When board members find themselves in trouble with regulators, institutions often don’t react as one might expect.

The investment committee chair for the University of Georgia’s $1.2 billion endowment is permanently banned from the securities industry. 

John Mangan Jr. agreed to the ban and a $125,000 fine in 2005, when the industry’s self-regulatory organization found he had traded against his firm’s wishes on nonpublic information in September 2001. At the time, Mangan ran a group of hedge funds and worked as a broker at investment bank Friedman, Billings, Ramsey & Co. (now Arlington Asset Investment Corp.). FBR treated the hedge funds — Mangan & McColl Partners — as proprietary accounts, according to regulators. Mangan and his partner owned the holding company, but all trades had to be cleared with FBR compliance. The Virginia-based investment bank lost several executives over the scandal. 

Enter “John Mangan” in BrokerCheck, the public database run by the Financial Industry Regulatory Authority (FINRA), and up pops his profile with “BARRED” stamped on top.

Sanctions and news reports on the charges dominate his Google search results.

:::

• **Tasks for this exercise**
1 > In the passage about John Mangan Jr., how large was the fine he agreed to in 2005?
2 > Resume the passage about John Mangan Jr.'s securities ban from the point where it stops.
The records are separate material with no connection to the passage about John Mangan Jr.

• **Information given**

:::

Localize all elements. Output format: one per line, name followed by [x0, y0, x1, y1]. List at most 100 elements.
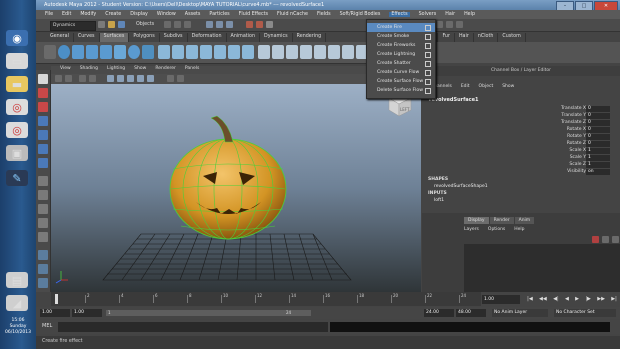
- option-box-icon[interactable]: [425, 61, 431, 67]
- option-box-icon[interactable]: [425, 34, 431, 40]
- network-icon[interactable]: ▤: [6, 272, 28, 288]
- menu-modify[interactable]: Modify: [80, 12, 96, 17]
- command-input[interactable]: [58, 322, 328, 332]
- viewport-menu-show[interactable]: Show: [134, 66, 146, 74]
- attr-rotate-x[interactable]: Rotate X0: [522, 127, 612, 134]
- time-slider[interactable]: 2 4 6 8 10 12 14 16 18 20 22 24: [51, 292, 481, 306]
- select-object-icon[interactable]: [174, 21, 181, 28]
- attr-rotate-z[interactable]: Rotate Z0: [522, 141, 612, 148]
- menu-edit[interactable]: Edit: [62, 12, 71, 17]
- layer-menu-layers[interactable]: Layers: [464, 227, 479, 232]
- planar-icon[interactable]: [186, 45, 198, 59]
- loft-icon[interactable]: [172, 45, 184, 59]
- shelf-tab-hair[interactable]: Hair: [455, 33, 474, 42]
- input-name[interactable]: loft1: [434, 198, 444, 203]
- current-time-marker[interactable]: [55, 294, 58, 304]
- intersect-icon[interactable]: [300, 45, 312, 59]
- command-language-label[interactable]: MEL: [42, 323, 52, 329]
- option-box-icon[interactable]: [425, 88, 431, 94]
- option-box-icon[interactable]: [425, 52, 431, 58]
- perspective-viewport[interactable]: LEFT: [51, 84, 421, 292]
- chrome-icon[interactable]: ◎: [6, 99, 28, 115]
- menu-item-create-fire[interactable]: Create Fire: [367, 23, 435, 32]
- layer-tab-display[interactable]: Display: [464, 217, 489, 224]
- playback-start-field[interactable]: 1.00: [72, 309, 102, 317]
- shelf-tab-rendering[interactable]: Rendering: [293, 33, 327, 42]
- menu-item-create-surface-flow[interactable]: Create Surface Flow: [367, 77, 435, 86]
- detach-surface-icon[interactable]: [342, 45, 354, 59]
- square-icon[interactable]: [242, 45, 254, 59]
- tool-settings-icon[interactable]: [446, 21, 453, 28]
- shelf-tab-dynamics[interactable]: Dynamics: [260, 33, 293, 42]
- rotate-tool-icon[interactable]: [38, 130, 48, 140]
- menu-particles[interactable]: Particles: [209, 12, 229, 17]
- project-curve-icon[interactable]: [314, 45, 326, 59]
- menu-item-delete-surface-flow[interactable]: Delete Surface Flow: [367, 86, 435, 95]
- attr-translate-y[interactable]: Translate Y0: [522, 113, 612, 120]
- attr-scale-y[interactable]: Scale Y1: [522, 155, 612, 162]
- select-tool-icon[interactable]: [38, 74, 48, 84]
- viewport-menu-shading[interactable]: Shading: [80, 66, 98, 74]
- menu-effects[interactable]: Effects: [389, 12, 410, 17]
- xray-icon[interactable]: [177, 75, 184, 82]
- camera-icon[interactable]: [55, 75, 62, 82]
- shape-name[interactable]: revolvedSurfaceShape1: [434, 184, 488, 189]
- menu-fields[interactable]: Fields: [317, 12, 331, 17]
- textured-icon[interactable]: [137, 75, 144, 82]
- step-forward-frame-button[interactable]: |▶: [585, 296, 591, 304]
- revolve-icon[interactable]: [158, 45, 170, 59]
- viewport-menu-renderer[interactable]: Renderer: [155, 66, 176, 74]
- step-forward-key-button[interactable]: ▶▶: [597, 296, 605, 304]
- move-tool-icon[interactable]: [38, 116, 48, 126]
- attr-visibility[interactable]: Visibility on: [522, 169, 612, 176]
- option-box-icon[interactable]: [425, 70, 431, 76]
- shelf-tab-fur[interactable]: Fur: [438, 33, 455, 42]
- nurbs-cylinder-icon[interactable]: [86, 45, 98, 59]
- channel-menu-object[interactable]: Object: [479, 84, 494, 92]
- attach-surface-icon[interactable]: [328, 45, 340, 59]
- attr-translate-x[interactable]: Translate X0: [522, 106, 612, 113]
- attr-rotate-y[interactable]: Rotate Y0: [522, 134, 612, 141]
- render-settings-icon[interactable]: [266, 21, 273, 28]
- mode-selector[interactable]: Dynamics: [50, 21, 96, 31]
- chrome-icon-2[interactable]: ◎: [6, 122, 28, 138]
- volume-icon[interactable]: ◢: [6, 295, 28, 311]
- menu-item-create-lightning[interactable]: Create Lightning: [367, 50, 435, 59]
- go-to-end-button[interactable]: ▶|: [611, 296, 617, 304]
- menu-solvers[interactable]: Solvers: [419, 12, 437, 17]
- menu-display[interactable]: Display: [130, 12, 148, 17]
- smooth-shade-icon[interactable]: [117, 75, 124, 82]
- nurbs-circle-icon[interactable]: [142, 45, 154, 59]
- play-forward-button[interactable]: ▶: [575, 296, 579, 304]
- layer-menu-help[interactable]: Help: [514, 227, 524, 232]
- new-layer-icon[interactable]: [592, 236, 599, 243]
- shelf-menu-icon[interactable]: [44, 45, 56, 59]
- shelf-tab-polygons[interactable]: Polygons: [129, 33, 160, 42]
- bevel-icon[interactable]: [258, 45, 270, 59]
- trim-icon[interactable]: [272, 45, 284, 59]
- menu-create[interactable]: Create: [105, 12, 121, 17]
- menu-help[interactable]: Help: [464, 12, 475, 17]
- attr-translate-z[interactable]: Translate Z0: [522, 120, 612, 127]
- character-set-selector[interactable]: No Character Set: [554, 309, 616, 317]
- menu-item-create-fireworks[interactable]: Create Fireworks: [367, 41, 435, 50]
- option-box-icon[interactable]: [425, 43, 431, 49]
- nurbs-sphere-icon[interactable]: [58, 45, 70, 59]
- channel-box-icon[interactable]: [456, 21, 463, 28]
- isolate-select-icon[interactable]: [167, 75, 174, 82]
- shelf-tab-subdivs[interactable]: Subdivs: [160, 33, 188, 42]
- paint-select-tool-icon[interactable]: [38, 102, 48, 112]
- attr-scale-x[interactable]: Scale X1: [522, 148, 612, 155]
- menu-item-create-shatter[interactable]: Create Shatter: [367, 59, 435, 68]
- layer-options-icon[interactable]: [612, 236, 619, 243]
- menu-window[interactable]: Window: [157, 12, 176, 17]
- snap-curve-icon[interactable]: [216, 21, 223, 28]
- start-orb-icon[interactable]: ◉: [6, 30, 28, 46]
- render-icon[interactable]: [246, 21, 253, 28]
- film-gate-icon[interactable]: [89, 75, 96, 82]
- computer-icon[interactable]: ▭: [6, 53, 28, 69]
- new-layer-selected-icon[interactable]: [602, 236, 609, 243]
- outliner-icon[interactable]: [38, 250, 48, 260]
- option-box-icon[interactable]: [425, 79, 431, 85]
- use-lights-icon[interactable]: [147, 75, 154, 82]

:::

• **Responses**
1 > $125,000.

2 >
Industry experts expressed surprise at Mangan’s position and background, which have not been tied together in the press until now. 

“In the Georgia case, if in fact he was censured and barred from the industry, he should not be allowed to serve on the committee,” says one executive recruiter, a sector specialist who declined to give his name, citing fears of retribution. “And shame on the University of Georgia for letting that happen. If we were recruiting for an investment board member, which we do on occasion, we would never propose a candidate that had faced professional charges.”

Mangan has been able to bounce back professionally due to a couple of factors, experts suggest. First, institutions often don’t respond as firmly as one might imagine when their board members are in legal or ethical hot water. 

Second, Mangan’s situation is especially nuanced. 

The industry’s self-regulator — then the National Association of Securities Dealers, a FINRA predecessor — investigated the 2001 trades and found rule violations, which resulted in the permanent ban. But so did the Securities and Exchange Commission, which in late 2006 charged Mangan with insider trading and selling unregistered securities. He fought those charges in court. And he won.  

“John Mangan became a trustee of the University of Georgia Foundation in 2014. All potential trustees are vetted prior to an invitation to join the board,” spokesperson Rebecca Fuller Beeler said in an emailed statement to Institutional Investor. “The trustees of the foundation were aware of the SEC’s investigation of Mr. Mangan in 2006 as well as the dismissal of the SEC’s case by a federal court in August of 2008. John is a trusted adviser to the foundation, a fervent supporter of the University of Georgia, and a valued member of the foundation’s board of trustees.”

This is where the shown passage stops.